**EXERCISE DESCRIPTION**
Write out every single entry exactly.

**RECORDS**
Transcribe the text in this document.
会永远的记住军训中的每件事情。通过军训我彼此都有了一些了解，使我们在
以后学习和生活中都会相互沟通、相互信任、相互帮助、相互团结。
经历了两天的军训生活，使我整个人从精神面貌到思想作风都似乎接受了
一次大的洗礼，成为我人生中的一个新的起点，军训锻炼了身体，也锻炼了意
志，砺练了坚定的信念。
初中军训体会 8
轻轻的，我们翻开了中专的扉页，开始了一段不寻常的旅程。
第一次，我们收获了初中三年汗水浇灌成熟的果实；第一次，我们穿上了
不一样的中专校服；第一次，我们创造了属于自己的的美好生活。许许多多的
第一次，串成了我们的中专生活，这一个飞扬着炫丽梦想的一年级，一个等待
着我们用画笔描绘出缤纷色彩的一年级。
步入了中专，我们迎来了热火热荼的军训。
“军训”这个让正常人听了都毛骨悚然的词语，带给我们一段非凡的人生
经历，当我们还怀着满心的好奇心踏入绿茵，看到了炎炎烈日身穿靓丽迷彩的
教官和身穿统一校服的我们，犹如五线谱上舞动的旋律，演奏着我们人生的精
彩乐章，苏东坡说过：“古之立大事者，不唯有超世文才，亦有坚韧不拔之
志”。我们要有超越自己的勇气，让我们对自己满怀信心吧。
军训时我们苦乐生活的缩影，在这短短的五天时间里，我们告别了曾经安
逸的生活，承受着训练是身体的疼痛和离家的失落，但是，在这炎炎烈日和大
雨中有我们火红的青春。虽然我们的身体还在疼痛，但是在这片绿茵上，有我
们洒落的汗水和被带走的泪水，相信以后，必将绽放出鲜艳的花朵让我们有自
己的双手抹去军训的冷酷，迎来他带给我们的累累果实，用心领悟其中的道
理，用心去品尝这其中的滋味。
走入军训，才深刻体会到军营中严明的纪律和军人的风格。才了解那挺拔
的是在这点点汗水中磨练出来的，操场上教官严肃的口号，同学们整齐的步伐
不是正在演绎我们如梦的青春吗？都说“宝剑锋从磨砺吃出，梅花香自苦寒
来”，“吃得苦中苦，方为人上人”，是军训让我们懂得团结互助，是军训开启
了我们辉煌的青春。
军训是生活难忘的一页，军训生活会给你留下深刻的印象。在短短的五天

**REPLY**
Transcribe the text in this document.
会永远的记住军训中的每件事情。通过军训我彼此都有了一些了解，使我们在
以后学习和生活中都会相互沟通、相互信任、相互帮助、相互团结。
经历了两天的军训生活，使我整个人从精神面貌到思想作风都似乎接受了
一次大的洗礼，成为我人生中的一个新的起点，军训锻炼了身体，也锻炼了意
志，砺练了坚定的信念。
初中军训体会 8
轻轻的，我们翻开了中专的扉页，开始了一段不寻常的旅程。
第一次，我们收获了初中三年汗水浇灌成熟的果实；第一次，我们穿上了
不一样的中专校服；第一次，我们创造了属于自己的的美好生活。许许多多的
第一次，串成了我们的中专生活，这一个飞扬着炫丽梦想的一年级，一个等待
着我们用画笔描绘出缤纷色彩的一年级。
步入了中专，我们迎来了热火热荼的军训。
“军训”这个让正常人听了都毛骨悚然的词语，带给我们一段非凡的人生
经历，当我们还怀着满心的好奇心踏入绿茵，看到了炎炎烈日身穿靓丽迷彩的
教官和身穿统一校服的我们，犹如五线谱上舞动的旋律，演奏着我们人生的精
彩乐章，苏东坡说过：“古之立大事者，不唯有超世文才，亦有坚韧不拔之
志”。我们要有超越自己的勇气，让我们对自己满怀信心吧。
军训时我们苦乐生活的缩影，在这短短的五天时间里，我们告别了曾经安
逸的生活，承受着训练是身体的疼痛和离家的失落，但是，在这炎炎烈日和大
雨中有我们火红的青春。虽然我们的身体还在疼痛，但是在这片绿茵上，有我
们洒落的汗水和被带走的泪水，相信以后，必将绽放出鲜艳的花朵让我们有自
己的双手抹去军训的冷酷，迎来他带给我们的累累果实，用心领悟其中的道
理，用心去品尝这其中的滋味。
走入军训，才深刻体会到军营中严明的纪律和军人的风格。才了解那挺拔
的是在这点点汗水中磨练出来的，操场上教官严肃的口号，同学们整齐的步伐
不是正在演绎我们如梦的青春吗？都说“宝剑锋从磨砺吃出，梅花香自苦寒
来”，“吃得苦中苦，方为人上人”，是军训让我们懂得团结互助，是军训开启
了我们辉煌的青春。
军训是生活难忘的一页，军训生活会给你留下深刻的印象。在短短的五天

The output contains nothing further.